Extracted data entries
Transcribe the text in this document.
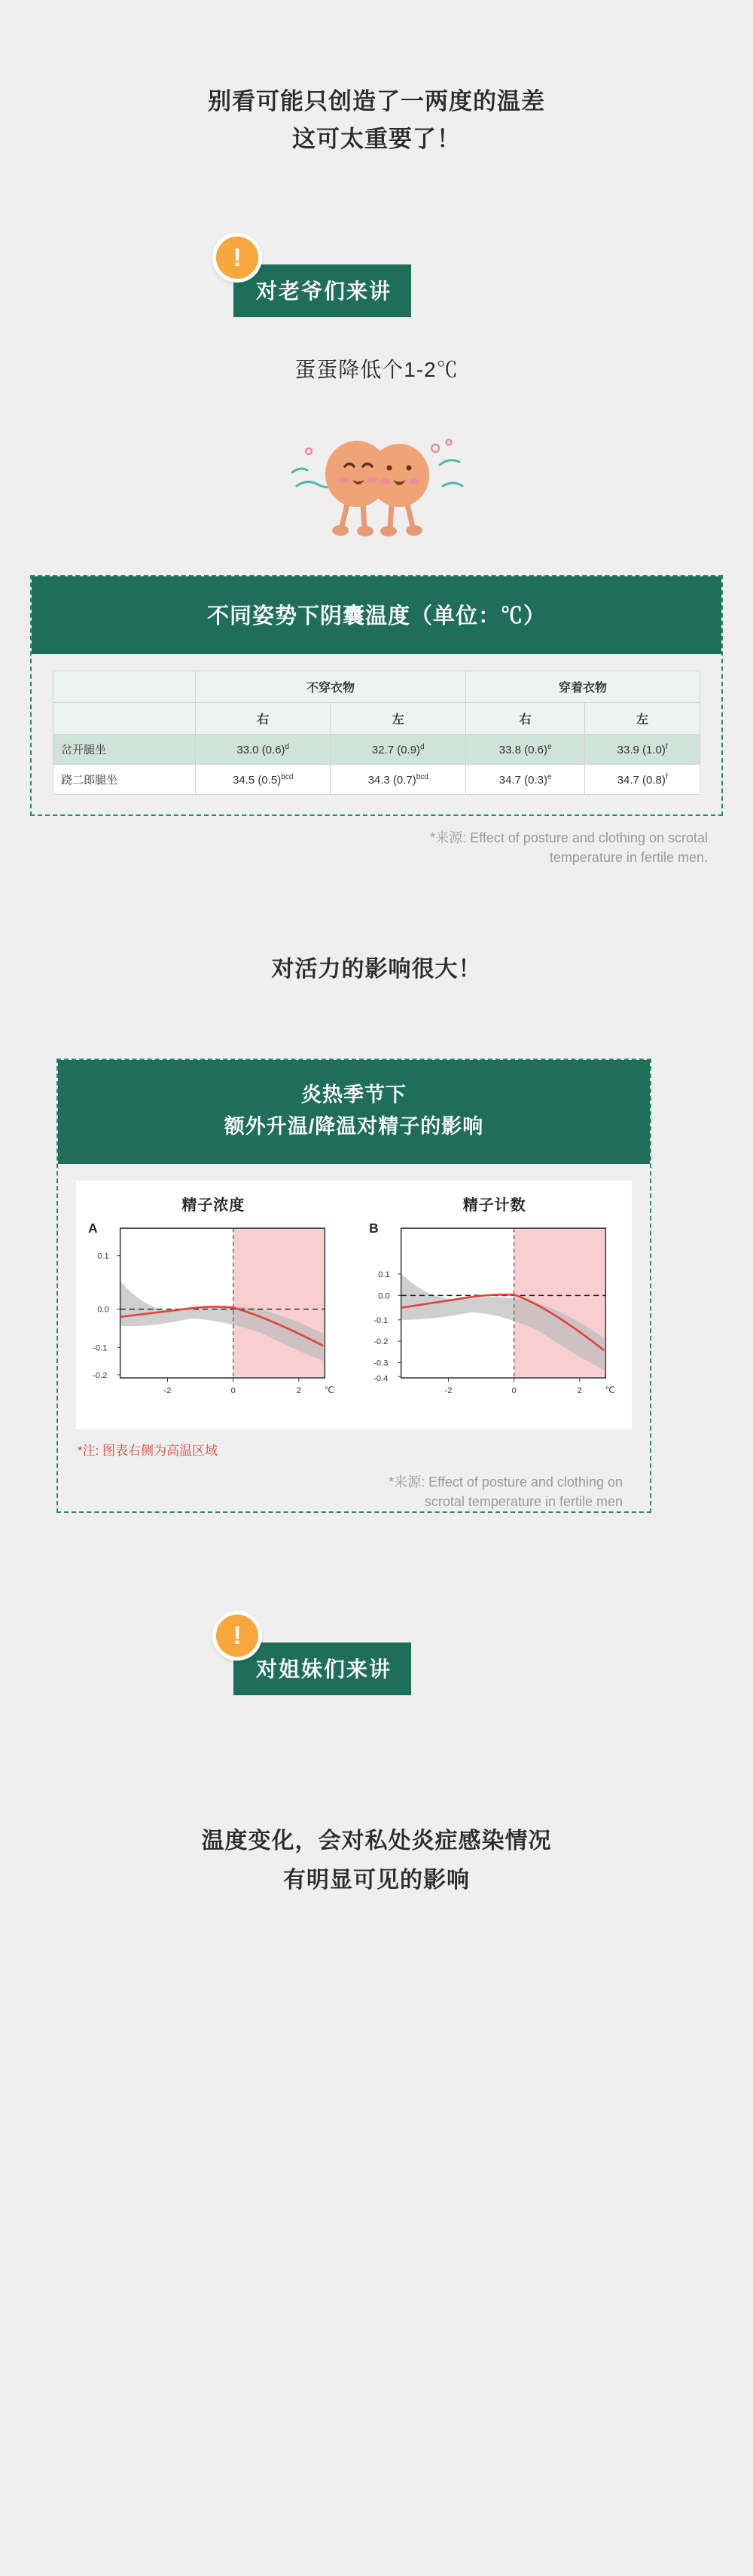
别看可能只创造了一两度的温差
这可太重要了！
!
对老爷们来讲
蛋蛋降低个1-2℃
不同姿势下阴囊温度（单位：℃）
	不穿衣物		穿着衣物	
	右	左	右	左
岔开腿坐	33.0 $(0.6)^d$	32.7 $(0.9)^d$	33.8 $(0.6)^e$	33.9 $(1.0)^f$
跷二郎腿坐	34.5 $(0.5)^{bcd}$	34.3 $(0.7)^{bcd}$	34.7 $(0.3)^e$	34.7 $(0.8)^f$
*来源: Effect of posture and clothing on scrotal
temperature in fertile men.
对活力的影响很大！
炎热季节下
额外升温/降温对精子的影响
精子浓度
A
0.1
0.0
-0.1
-0.2
-2	0	2	℃
精子计数
B
0.1
0.0
-0.1
-0.2
-0.3
-0.4
-2	0	2	℃
*注: 图表右侧为高温区域
*来源: Effect of posture and clothing on
scrotal temperature in fertile men
!
对姐妹们来讲
温度变化，会对私处炎症感染情况
有明显可见的影响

_Work to complete:_ All of the material above needs to be restated exactly, with no pictures.

_Exercise output:_
Transcribe the text in this document.
别看可能只创造了一两度的温差
这可太重要了！
!
对老爷们来讲
蛋蛋降低个1-2℃
不同姿势下阴囊温度（单位：℃）
	不穿衣物		穿着衣物	
	右	左	右	左
岔开腿坐	33.0 $(0.6)^d$	32.7 $(0.9)^d$	33.8 $(0.6)^e$	33.9 $(1.0)^f$
跷二郎腿坐	34.5 $(0.5)^{bcd}$	34.3 $(0.7)^{bcd}$	34.7 $(0.3)^e$	34.7 $(0.8)^f$
*来源: Effect of posture and clothing on scrotal
temperature in fertile men.
对活力的影响很大！
炎热季节下
额外升温/降温对精子的影响
精子浓度
A
0.1
0.0
-0.1
-0.2
-2	0	2	℃
精子计数
B
0.1
0.0
-0.1
-0.2
-0.3
-0.4
-2	0	2	℃
*注: 图表右侧为高温区域
*来源: Effect of posture and clothing on
scrotal temperature in fertile men
!
对姐妹们来讲
温度变化，会对私处炎症感染情况
有明显可见的影响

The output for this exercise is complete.